PROBLEM DETAILS — Select every line containing the word "name" from the material, and copy those lines.

········

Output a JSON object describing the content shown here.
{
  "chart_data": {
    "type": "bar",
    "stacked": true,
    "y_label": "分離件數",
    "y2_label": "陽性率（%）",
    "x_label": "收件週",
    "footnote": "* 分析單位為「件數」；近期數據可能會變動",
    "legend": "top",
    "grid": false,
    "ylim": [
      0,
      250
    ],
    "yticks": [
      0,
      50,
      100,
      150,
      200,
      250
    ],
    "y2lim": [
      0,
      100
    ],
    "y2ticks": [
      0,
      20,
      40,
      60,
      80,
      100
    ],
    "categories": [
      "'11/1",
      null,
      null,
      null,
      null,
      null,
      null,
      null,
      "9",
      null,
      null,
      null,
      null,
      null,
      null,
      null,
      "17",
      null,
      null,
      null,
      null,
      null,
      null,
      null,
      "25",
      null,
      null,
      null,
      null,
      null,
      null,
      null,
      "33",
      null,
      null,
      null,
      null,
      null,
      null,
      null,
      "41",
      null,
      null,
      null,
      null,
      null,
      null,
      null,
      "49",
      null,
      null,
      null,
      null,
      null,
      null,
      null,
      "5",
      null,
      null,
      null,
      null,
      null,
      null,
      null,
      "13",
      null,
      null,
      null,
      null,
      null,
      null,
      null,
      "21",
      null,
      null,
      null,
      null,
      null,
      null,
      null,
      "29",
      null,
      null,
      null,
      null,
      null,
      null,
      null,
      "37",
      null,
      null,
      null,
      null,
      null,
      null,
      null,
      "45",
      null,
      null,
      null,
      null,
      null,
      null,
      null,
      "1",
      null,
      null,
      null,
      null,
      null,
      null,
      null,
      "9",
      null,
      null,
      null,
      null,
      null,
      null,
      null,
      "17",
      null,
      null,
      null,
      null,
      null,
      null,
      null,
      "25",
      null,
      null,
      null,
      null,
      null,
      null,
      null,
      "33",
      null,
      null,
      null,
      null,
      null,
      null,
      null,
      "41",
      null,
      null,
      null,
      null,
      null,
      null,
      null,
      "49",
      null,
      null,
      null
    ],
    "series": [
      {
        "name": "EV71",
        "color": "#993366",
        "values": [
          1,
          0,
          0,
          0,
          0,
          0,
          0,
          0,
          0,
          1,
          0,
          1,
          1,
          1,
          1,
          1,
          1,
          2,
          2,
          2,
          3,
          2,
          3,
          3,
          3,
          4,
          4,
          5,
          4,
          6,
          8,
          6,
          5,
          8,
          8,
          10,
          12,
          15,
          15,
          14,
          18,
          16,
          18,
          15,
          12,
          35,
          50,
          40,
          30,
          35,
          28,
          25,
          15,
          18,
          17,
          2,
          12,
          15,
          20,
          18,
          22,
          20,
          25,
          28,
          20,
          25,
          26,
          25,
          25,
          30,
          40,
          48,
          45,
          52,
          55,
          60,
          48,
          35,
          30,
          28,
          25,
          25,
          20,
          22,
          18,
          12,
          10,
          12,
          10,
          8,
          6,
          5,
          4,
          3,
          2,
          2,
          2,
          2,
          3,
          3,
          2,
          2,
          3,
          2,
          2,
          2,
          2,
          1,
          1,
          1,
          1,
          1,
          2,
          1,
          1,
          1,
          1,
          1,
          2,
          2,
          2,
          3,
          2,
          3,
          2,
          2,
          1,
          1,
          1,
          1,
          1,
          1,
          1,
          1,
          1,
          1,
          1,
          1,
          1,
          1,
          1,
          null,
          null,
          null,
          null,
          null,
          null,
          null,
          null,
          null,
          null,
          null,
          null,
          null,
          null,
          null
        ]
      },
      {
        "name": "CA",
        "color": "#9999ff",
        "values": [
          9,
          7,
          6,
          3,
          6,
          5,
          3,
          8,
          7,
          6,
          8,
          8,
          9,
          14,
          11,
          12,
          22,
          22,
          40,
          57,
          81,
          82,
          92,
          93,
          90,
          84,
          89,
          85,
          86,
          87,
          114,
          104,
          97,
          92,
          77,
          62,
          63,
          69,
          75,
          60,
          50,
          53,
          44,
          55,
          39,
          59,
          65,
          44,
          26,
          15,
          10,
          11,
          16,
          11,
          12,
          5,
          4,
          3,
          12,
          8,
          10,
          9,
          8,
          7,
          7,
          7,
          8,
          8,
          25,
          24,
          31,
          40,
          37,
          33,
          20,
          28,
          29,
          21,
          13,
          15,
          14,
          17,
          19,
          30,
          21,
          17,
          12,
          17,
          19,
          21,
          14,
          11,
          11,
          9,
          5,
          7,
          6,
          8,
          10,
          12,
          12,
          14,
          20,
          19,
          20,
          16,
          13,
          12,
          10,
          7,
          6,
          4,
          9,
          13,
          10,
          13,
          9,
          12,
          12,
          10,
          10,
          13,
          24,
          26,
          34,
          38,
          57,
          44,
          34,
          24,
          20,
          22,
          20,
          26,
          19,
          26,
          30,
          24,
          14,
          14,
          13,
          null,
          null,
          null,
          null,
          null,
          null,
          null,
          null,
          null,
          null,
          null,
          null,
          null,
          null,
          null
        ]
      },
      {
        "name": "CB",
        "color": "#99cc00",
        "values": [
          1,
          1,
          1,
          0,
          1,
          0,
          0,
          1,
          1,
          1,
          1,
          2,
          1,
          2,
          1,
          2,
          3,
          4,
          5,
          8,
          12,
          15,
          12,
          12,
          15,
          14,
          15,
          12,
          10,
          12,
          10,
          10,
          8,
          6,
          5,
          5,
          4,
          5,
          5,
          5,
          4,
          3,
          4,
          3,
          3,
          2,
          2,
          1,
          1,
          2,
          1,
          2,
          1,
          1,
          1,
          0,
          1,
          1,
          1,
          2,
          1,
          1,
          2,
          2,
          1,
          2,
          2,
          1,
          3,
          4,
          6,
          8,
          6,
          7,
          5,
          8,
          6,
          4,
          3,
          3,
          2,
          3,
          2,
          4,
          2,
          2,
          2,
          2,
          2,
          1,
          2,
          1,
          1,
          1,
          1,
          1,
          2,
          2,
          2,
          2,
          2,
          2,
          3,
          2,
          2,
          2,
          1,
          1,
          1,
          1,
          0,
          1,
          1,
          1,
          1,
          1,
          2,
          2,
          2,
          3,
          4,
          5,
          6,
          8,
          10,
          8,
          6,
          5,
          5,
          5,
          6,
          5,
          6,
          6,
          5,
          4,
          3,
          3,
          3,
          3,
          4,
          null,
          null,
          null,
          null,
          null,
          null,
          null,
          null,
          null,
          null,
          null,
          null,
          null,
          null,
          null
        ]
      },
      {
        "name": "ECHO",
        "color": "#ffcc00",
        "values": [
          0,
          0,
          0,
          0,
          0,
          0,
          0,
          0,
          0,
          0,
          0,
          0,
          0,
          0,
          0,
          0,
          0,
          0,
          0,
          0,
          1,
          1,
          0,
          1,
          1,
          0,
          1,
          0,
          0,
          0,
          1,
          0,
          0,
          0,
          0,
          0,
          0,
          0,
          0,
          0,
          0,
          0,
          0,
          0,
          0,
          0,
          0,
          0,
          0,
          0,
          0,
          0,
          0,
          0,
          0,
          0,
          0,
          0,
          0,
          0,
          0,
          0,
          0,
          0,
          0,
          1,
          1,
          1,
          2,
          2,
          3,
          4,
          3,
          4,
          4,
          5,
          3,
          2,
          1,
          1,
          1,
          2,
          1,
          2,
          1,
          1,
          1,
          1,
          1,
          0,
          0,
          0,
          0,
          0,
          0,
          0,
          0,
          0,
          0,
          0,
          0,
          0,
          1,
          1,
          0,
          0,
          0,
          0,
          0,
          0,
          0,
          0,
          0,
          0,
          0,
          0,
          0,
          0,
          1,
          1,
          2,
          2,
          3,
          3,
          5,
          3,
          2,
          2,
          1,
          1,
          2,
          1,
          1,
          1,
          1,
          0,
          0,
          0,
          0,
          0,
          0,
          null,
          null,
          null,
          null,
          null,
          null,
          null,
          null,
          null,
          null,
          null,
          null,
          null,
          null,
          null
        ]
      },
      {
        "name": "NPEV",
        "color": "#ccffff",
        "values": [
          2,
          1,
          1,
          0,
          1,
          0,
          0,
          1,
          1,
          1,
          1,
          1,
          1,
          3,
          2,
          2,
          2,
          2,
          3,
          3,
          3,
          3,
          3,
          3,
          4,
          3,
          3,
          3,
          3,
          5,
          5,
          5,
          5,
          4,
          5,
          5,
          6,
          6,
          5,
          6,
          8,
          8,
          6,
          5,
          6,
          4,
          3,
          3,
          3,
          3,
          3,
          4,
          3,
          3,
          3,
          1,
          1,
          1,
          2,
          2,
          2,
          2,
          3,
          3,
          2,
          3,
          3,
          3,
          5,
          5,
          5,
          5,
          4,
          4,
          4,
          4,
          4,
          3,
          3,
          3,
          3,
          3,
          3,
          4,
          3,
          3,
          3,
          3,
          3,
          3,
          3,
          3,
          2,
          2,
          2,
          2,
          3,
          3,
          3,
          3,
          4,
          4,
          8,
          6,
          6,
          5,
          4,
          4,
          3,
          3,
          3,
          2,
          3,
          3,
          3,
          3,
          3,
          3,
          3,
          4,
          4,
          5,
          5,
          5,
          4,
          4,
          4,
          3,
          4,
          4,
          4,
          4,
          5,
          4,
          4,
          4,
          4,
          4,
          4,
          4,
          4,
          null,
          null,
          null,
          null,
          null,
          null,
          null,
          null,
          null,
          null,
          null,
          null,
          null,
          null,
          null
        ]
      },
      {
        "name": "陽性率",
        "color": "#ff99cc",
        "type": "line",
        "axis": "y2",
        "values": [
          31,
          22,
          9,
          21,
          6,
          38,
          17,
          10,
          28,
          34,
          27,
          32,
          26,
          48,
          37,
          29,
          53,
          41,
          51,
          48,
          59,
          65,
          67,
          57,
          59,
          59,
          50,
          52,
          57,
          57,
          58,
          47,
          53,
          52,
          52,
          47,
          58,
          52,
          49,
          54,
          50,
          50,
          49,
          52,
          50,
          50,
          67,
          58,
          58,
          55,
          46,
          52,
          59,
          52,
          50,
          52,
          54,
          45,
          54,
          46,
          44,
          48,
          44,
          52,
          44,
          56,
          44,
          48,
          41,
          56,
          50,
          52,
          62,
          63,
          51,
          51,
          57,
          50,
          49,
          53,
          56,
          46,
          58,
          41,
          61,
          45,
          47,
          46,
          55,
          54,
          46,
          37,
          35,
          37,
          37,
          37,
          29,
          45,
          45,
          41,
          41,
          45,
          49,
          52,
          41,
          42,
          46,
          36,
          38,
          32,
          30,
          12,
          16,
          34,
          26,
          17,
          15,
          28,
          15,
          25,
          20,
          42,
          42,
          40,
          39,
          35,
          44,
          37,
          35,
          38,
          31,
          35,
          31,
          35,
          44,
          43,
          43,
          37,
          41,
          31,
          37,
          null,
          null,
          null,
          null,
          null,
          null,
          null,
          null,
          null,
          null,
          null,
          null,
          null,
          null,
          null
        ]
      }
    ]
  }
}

········

RESPONSE BELOW —
        "name": "EV71",
        "name": "CA",
        "name": "CB",
        "name": "ECHO",
        "name": "NPEV",
        "name": "陽性率",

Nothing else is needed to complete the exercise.